EXERCISE INSTRUCTIONS
1. Please retype the kitchen language thread from "Doesn't anyone say" to "use that term.".
2. Answer these questions from the kitchen language thread:
(a) What were the round silver containers for a side of tartar sauce or mayo called?
(b) When something in the window was "dead," why couldn't it be brought to a table?
(c) Where does one poster make sure any "dead" food left in the window goes?
3. Summarize the kitchen language thread in two sentences.

DOCUMENT PASSAGE
* * * * * * *

Jump to content
  • Welcome to the eG Forums, a service of the eGullet Society for Culinary Arts & Letters. The Society is a 501(c)3 not-for-profit organization dedicated to the advancement of the culinary arts. These advertising-free forums are provided free of charge through donations from Society members. Anyone may read the forums, but to post you must create a free account.

Kitchen Language


Recommended Posts

I have also found that saying "Behind you", "hot on your ass", or just plain "HOT, HOT, HOT", to people on the subway get you cold stares at best and a mouth ful of knuckles at worst.


Link to comment
Share on other sites

  • 1 month later...
4)  Servers--waitriod/ waitron/ the black and the whites/ front of house/

Doesn't anyone say "floor whore" or "door whore" anymore?

Oh yeah, "door whore" is one of my favorites. A hostess overheard me use that term and got offended (until I asked her if she went home with two or more co-workers in her one month of working there...).

Link to comment
Share on other sites

We always called those small dishes "monkey dishes" too . . . and the round silver little containers that we'd use for a side of tartar sauce or mayo were "bullets."  No idea if other restaurants use that term.

I swear, 13 years later I still shout phrases like "behind you" or "watch your back" when I'm trying to get past someone with a load of stuff in my hands.  Doesn't work as well among lawyers as it did in the kitchen.

Asking for an "all day" or telling someone to "fire table 40" still makes perfect sense to me.  Besides, expediter is a demanding job - they should be able to say whatever they want.

Not sure if anyone mentioned this, but one of my favorite kitchen phrases (as a runner, especially, because of proximity to what was being given away) was when something in the window was "dead" - ie, couldn't be brought to a table b/c it was sitting too long.  Like music to our ears . . . it would be mauled in a matter of seconds.

I always make sure any "dead" food that was left in the window went straigt in the trash, and i love the looks i get from the famished food runners..

"He could blanch anything in the fryolator and finish it in the microwave or under the salamander. Talented guy."

* * * * * * *

DATASET ENTRIES
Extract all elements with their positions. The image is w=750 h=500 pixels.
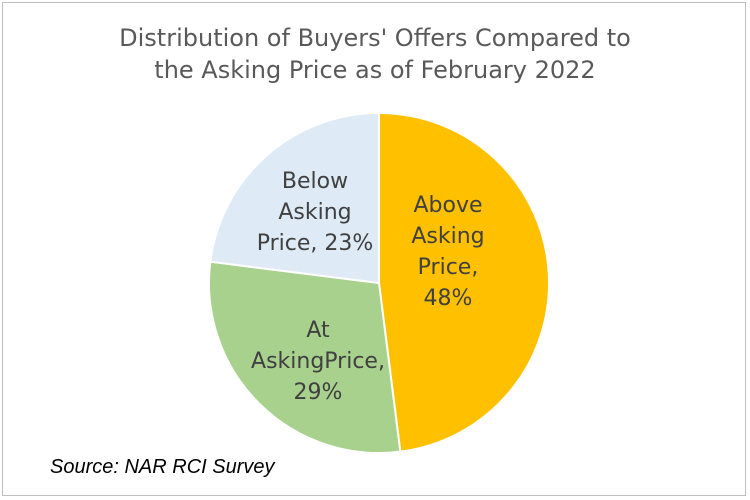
chart-title: Distribution of Buyers' Offers Compared … xyxy=(119,24,631,84)
slice-label-at-askingprice: At AskingPrice, 29% xyxy=(251,318,385,405)
pie-slice-above-asking-price xyxy=(378,111,550,453)
pie-slice-at-askingprice xyxy=(207,260,402,454)
source-note: Source: NAR RCI Survey xyxy=(50,456,275,478)
slice-label-above-asking-price: Above Asking Price, 48% xyxy=(411,193,484,311)
slice-label-below-asking-price: Below Asking Price, 23% xyxy=(257,169,374,256)
pie-slice-below-asking-price xyxy=(209,111,380,285)
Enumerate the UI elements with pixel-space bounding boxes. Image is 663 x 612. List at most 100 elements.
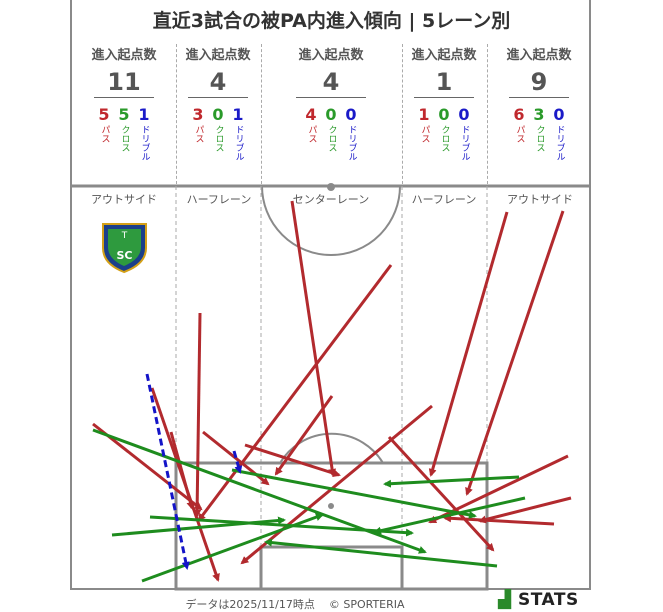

* * * * * * *

ANSWERS
1.
Doesn't anyone say "floor whore" or "door whore" anymore?

Oh yeah, "door whore" is one of my favorites. A hostess overheard me use that term and got offended (until I asked her if she went home with two or more co-workers in her one month of working there...).

Link to comment
Share on other sites

We always called those small dishes "monkey dishes" too . . . and the round silver little containers that we'd use for a side of tartar sauce or mayo were "bullets."  No idea if other restaurants use that term.

2.
(a) "Bullets."
(b) It had been sitting too long.
(c) Straight in the trash.

3. Posters in the thread share restaurant terms such as "door whore," "monkey dishes," "bullets," "all day," and "fire table 40," and one still shouts "behind you" 13 years after leaving the kitchen. Others describe "dead" food left too long in the window, which runners would maul in seconds, although one poster always sends it straight to the trash.